> [Aim of the exercise]: Only the pictures are left out: repeat the rest of the entries exactly.

|---|

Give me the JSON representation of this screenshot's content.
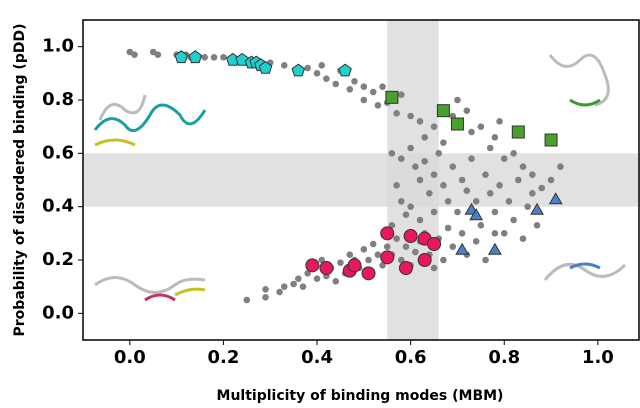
{
  "chart_data": {
    "type": "scatter",
    "xlabel": "Multiplicity of binding modes (MBM)",
    "ylabel": "Probability of disordered binding (pDD)",
    "xlim": [
      -0.1,
      1.09
    ],
    "ylim": [
      -0.1,
      1.1
    ],
    "xticks": [
      {
        "value": 0,
        "label": "0.0"
      },
      {
        "value": 0.2,
        "label": "0.2"
      },
      {
        "value": 0.4,
        "label": "0.4"
      },
      {
        "value": 0.6,
        "label": "0.6"
      },
      {
        "value": 0.8,
        "label": "0.8"
      },
      {
        "value": 1,
        "label": "1.0"
      }
    ],
    "yticks": [
      {
        "value": 0,
        "label": "0.0"
      },
      {
        "value": 0.2,
        "label": "0.2"
      },
      {
        "value": 0.4,
        "label": "0.4"
      },
      {
        "value": 0.6,
        "label": "0.6"
      },
      {
        "value": 0.8,
        "label": "0.8"
      },
      {
        "value": 1,
        "label": "1.0"
      }
    ],
    "bands": {
      "x": [
        0.55,
        0.66
      ],
      "y": [
        0.4,
        0.6
      ],
      "color": "#d9d9d9"
    },
    "series": [
      {
        "color": "#808080",
        "marker": "dot",
        "x": [
          0,
          0.01,
          0.05,
          0.06,
          0.1,
          0.12,
          0.13,
          0.16,
          0.18,
          0.2,
          0.22,
          0.24,
          0.3,
          0.33,
          0.38,
          0.4,
          0.41,
          0.42,
          0.44,
          0.45,
          0.47,
          0.48,
          0.5,
          0.5,
          0.52,
          0.53,
          0.54,
          0.55,
          0.57,
          0.58,
          0.6,
          0.62,
          0.63,
          0.65,
          0.67,
          0.69,
          0.7,
          0.72,
          0.73,
          0.75,
          0.77,
          0.78,
          0.79,
          0.8,
          0.82,
          0.84,
          0.86,
          0.88,
          0.9,
          0.92,
          0.56,
          0.58,
          0.6,
          0.61,
          0.62,
          0.63,
          0.64,
          0.65,
          0.66,
          0.67,
          0.68,
          0.69,
          0.7,
          0.71,
          0.72,
          0.73,
          0.74,
          0.75,
          0.76,
          0.77,
          0.78,
          0.79,
          0.8,
          0.81,
          0.82,
          0.83,
          0.84,
          0.85,
          0.86,
          0.87,
          0.6,
          0.62,
          0.63,
          0.65,
          0.66,
          0.68,
          0.69,
          0.71,
          0.72,
          0.74,
          0.76,
          0.78,
          0.57,
          0.58,
          0.59,
          0.56,
          0.25,
          0.29,
          0.29,
          0.32,
          0.33,
          0.35,
          0.36,
          0.37,
          0.38,
          0.4,
          0.41,
          0.42,
          0.43,
          0.44,
          0.45,
          0.46,
          0.47,
          0.48,
          0.49,
          0.5,
          0.51,
          0.52,
          0.53,
          0.54,
          0.55,
          0.56,
          0.57,
          0.58,
          0.59,
          0.6,
          0.61,
          0.62,
          0.64,
          0.65,
          0.67
        ],
        "values": [
          0.98,
          0.97,
          0.98,
          0.97,
          0.97,
          0.97,
          0.96,
          0.96,
          0.96,
          0.96,
          0.95,
          0.95,
          0.94,
          0.93,
          0.92,
          0.9,
          0.93,
          0.88,
          0.86,
          0.91,
          0.84,
          0.87,
          0.85,
          0.8,
          0.83,
          0.78,
          0.85,
          0.79,
          0.75,
          0.82,
          0.74,
          0.72,
          0.66,
          0.7,
          0.64,
          0.74,
          0.8,
          0.76,
          0.68,
          0.7,
          0.62,
          0.66,
          0.72,
          0.58,
          0.6,
          0.55,
          0.52,
          0.47,
          0.5,
          0.55,
          0.6,
          0.58,
          0.62,
          0.55,
          0.5,
          0.57,
          0.45,
          0.52,
          0.6,
          0.48,
          0.42,
          0.55,
          0.38,
          0.5,
          0.46,
          0.58,
          0.42,
          0.33,
          0.52,
          0.45,
          0.38,
          0.48,
          0.3,
          0.42,
          0.35,
          0.5,
          0.28,
          0.4,
          0.45,
          0.33,
          0.4,
          0.35,
          0.3,
          0.38,
          0.28,
          0.32,
          0.25,
          0.3,
          0.22,
          0.27,
          0.2,
          0.3,
          0.48,
          0.42,
          0.37,
          0.33,
          0.05,
          0.06,
          0.09,
          0.08,
          0.1,
          0.11,
          0.13,
          0.1,
          0.15,
          0.13,
          0.2,
          0.14,
          0.17,
          0.12,
          0.19,
          0.15,
          0.22,
          0.2,
          0.17,
          0.24,
          0.2,
          0.26,
          0.22,
          0.18,
          0.25,
          0.22,
          0.28,
          0.2,
          0.25,
          0.18,
          0.23,
          0.27,
          0.22,
          0.17,
          0.2
        ]
      },
      {
        "color": "#1fd0d0",
        "marker": "pentagon",
        "x": [
          0.11,
          0.14,
          0.22,
          0.24,
          0.26,
          0.27,
          0.28,
          0.29,
          0.36,
          0.46
        ],
        "values": [
          0.96,
          0.96,
          0.95,
          0.95,
          0.94,
          0.94,
          0.93,
          0.92,
          0.91,
          0.91
        ]
      },
      {
        "color": "#4aa02c",
        "marker": "square",
        "x": [
          0.56,
          0.67,
          0.7,
          0.83,
          0.9
        ],
        "values": [
          0.81,
          0.76,
          0.71,
          0.68,
          0.65
        ]
      },
      {
        "color": "#e8185a",
        "marker": "circle",
        "x": [
          0.39,
          0.42,
          0.47,
          0.48,
          0.51,
          0.55,
          0.55,
          0.59,
          0.6,
          0.63,
          0.63,
          0.65
        ],
        "values": [
          0.18,
          0.17,
          0.16,
          0.18,
          0.15,
          0.3,
          0.21,
          0.17,
          0.29,
          0.28,
          0.2,
          0.26
        ]
      },
      {
        "color": "#4a7fc9",
        "marker": "triangle",
        "x": [
          0.71,
          0.73,
          0.74,
          0.78,
          0.87,
          0.91
        ],
        "values": [
          0.24,
          0.39,
          0.37,
          0.24,
          0.39,
          0.43
        ]
      }
    ]
  }
}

|---|

> [Task solution]:
Give me the JSON representation of this screenshot's content.
{
  "chart_data": {
    "type": "scatter",
    "xlabel": "Multiplicity of binding modes (MBM)",
    "ylabel": "Probability of disordered binding (pDD)",
    "xlim": [
      -0.1,
      1.09
    ],
    "ylim": [
      -0.1,
      1.1
    ],
    "xticks": [
      {
        "value": 0,
        "label": "0.0"
      },
      {
        "value": 0.2,
        "label": "0.2"
      },
      {
        "value": 0.4,
        "label": "0.4"
      },
      {
        "value": 0.6,
        "label": "0.6"
      },
      {
        "value": 0.8,
        "label": "0.8"
      },
      {
        "value": 1,
        "label": "1.0"
      }
    ],
    "yticks": [
      {
        "value": 0,
        "label": "0.0"
      },
      {
        "value": 0.2,
        "label": "0.2"
      },
      {
        "value": 0.4,
        "label": "0.4"
      },
      {
        "value": 0.6,
        "label": "0.6"
      },
      {
        "value": 0.8,
        "label": "0.8"
      },
      {
        "value": 1,
        "label": "1.0"
      }
    ],
    "bands": {
      "x": [
        0.55,
        0.66
      ],
      "y": [
        0.4,
        0.6
      ],
      "color": "#d9d9d9"
    },
    "series": [
      {
        "color": "#808080",
        "marker": "dot",
        "x": [
          0,
          0.01,
          0.05,
          0.06,
          0.1,
          0.12,
          0.13,
          0.16,
          0.18,
          0.2,
          0.22,
          0.24,
          0.3,
          0.33,
          0.38,
          0.4,
          0.41,
          0.42,
          0.44,
          0.45,
          0.47,
          0.48,
          0.5,
          0.5,
          0.52,
          0.53,
          0.54,
          0.55,
          0.57,
          0.58,
          0.6,
          0.62,
          0.63,
          0.65,
          0.67,
          0.69,
          0.7,
          0.72,
          0.73,
          0.75,
          0.77,
          0.78,
          0.79,
          0.8,
          0.82,
          0.84,
          0.86,
          0.88,
          0.9,
          0.92,
          0.56,
          0.58,
          0.6,
          0.61,
          0.62,
          0.63,
          0.64,
          0.65,
          0.66,
          0.67,
          0.68,
          0.69,
          0.7,
          0.71,
          0.72,
          0.73,
          0.74,
          0.75,
          0.76,
          0.77,
          0.78,
          0.79,
          0.8,
          0.81,
          0.82,
          0.83,
          0.84,
          0.85,
          0.86,
          0.87,
          0.6,
          0.62,
          0.63,
          0.65,
          0.66,
          0.68,
          0.69,
          0.71,
          0.72,
          0.74,
          0.76,
          0.78,
          0.57,
          0.58,
          0.59,
          0.56,
          0.25,
          0.29,
          0.29,
          0.32,
          0.33,
          0.35,
          0.36,
          0.37,
          0.38,
          0.4,
          0.41,
          0.42,
          0.43,
          0.44,
          0.45,
          0.46,
          0.47,
          0.48,
          0.49,
          0.5,
          0.51,
          0.52,
          0.53,
          0.54,
          0.55,
          0.56,
          0.57,
          0.58,
          0.59,
          0.6,
          0.61,
          0.62,
          0.64,
          0.65,
          0.67
        ],
        "values": [
          0.98,
          0.97,
          0.98,
          0.97,
          0.97,
          0.97,
          0.96,
          0.96,
          0.96,
          0.96,
          0.95,
          0.95,
          0.94,
          0.93,
          0.92,
          0.9,
          0.93,
          0.88,
          0.86,
          0.91,
          0.84,
          0.87,
          0.85,
          0.8,
          0.83,
          0.78,
          0.85,
          0.79,
          0.75,
          0.82,
          0.74,
          0.72,
          0.66,
          0.7,
          0.64,
          0.74,
          0.8,
          0.76,
          0.68,
          0.7,
          0.62,
          0.66,
          0.72,
          0.58,
          0.6,
          0.55,
          0.52,
          0.47,
          0.5,
          0.55,
          0.6,
          0.58,
          0.62,
          0.55,
          0.5,
          0.57,
          0.45,
          0.52,
          0.6,
          0.48,
          0.42,
          0.55,
          0.38,
          0.5,
          0.46,
          0.58,
          0.42,
          0.33,
          0.52,
          0.45,
          0.38,
          0.48,
          0.3,
          0.42,
          0.35,
          0.5,
          0.28,
          0.4,
          0.45,
          0.33,
          0.4,
          0.35,
          0.3,
          0.38,
          0.28,
          0.32,
          0.25,
          0.3,
          0.22,
          0.27,
          0.2,
          0.3,
          0.48,
          0.42,
          0.37,
          0.33,
          0.05,
          0.06,
          0.09,
          0.08,
          0.1,
          0.11,
          0.13,
          0.1,
          0.15,
          0.13,
          0.2,
          0.14,
          0.17,
          0.12,
          0.19,
          0.15,
          0.22,
          0.2,
          0.17,
          0.24,
          0.2,
          0.26,
          0.22,
          0.18,
          0.25,
          0.22,
          0.28,
          0.2,
          0.25,
          0.18,
          0.23,
          0.27,
          0.22,
          0.17,
          0.2
        ]
      },
      {
        "color": "#1fd0d0",
        "marker": "pentagon",
        "x": [
          0.11,
          0.14,
          0.22,
          0.24,
          0.26,
          0.27,
          0.28,
          0.29,
          0.36,
          0.46
        ],
        "values": [
          0.96,
          0.96,
          0.95,
          0.95,
          0.94,
          0.94,
          0.93,
          0.92,
          0.91,
          0.91
        ]
      },
      {
        "color": "#4aa02c",
        "marker": "square",
        "x": [
          0.56,
          0.67,
          0.7,
          0.83,
          0.9
        ],
        "values": [
          0.81,
          0.76,
          0.71,
          0.68,
          0.65
        ]
      },
      {
        "color": "#e8185a",
        "marker": "circle",
        "x": [
          0.39,
          0.42,
          0.47,
          0.48,
          0.51,
          0.55,
          0.55,
          0.59,
          0.6,
          0.63,
          0.63,
          0.65
        ],
        "values": [
          0.18,
          0.17,
          0.16,
          0.18,
          0.15,
          0.3,
          0.21,
          0.17,
          0.29,
          0.28,
          0.2,
          0.26
        ]
      },
      {
        "color": "#4a7fc9",
        "marker": "triangle",
        "x": [
          0.71,
          0.73,
          0.74,
          0.78,
          0.87,
          0.91
        ],
        "values": [
          0.24,
          0.39,
          0.37,
          0.24,
          0.39,
          0.43
        ]
      }
    ]
  }
}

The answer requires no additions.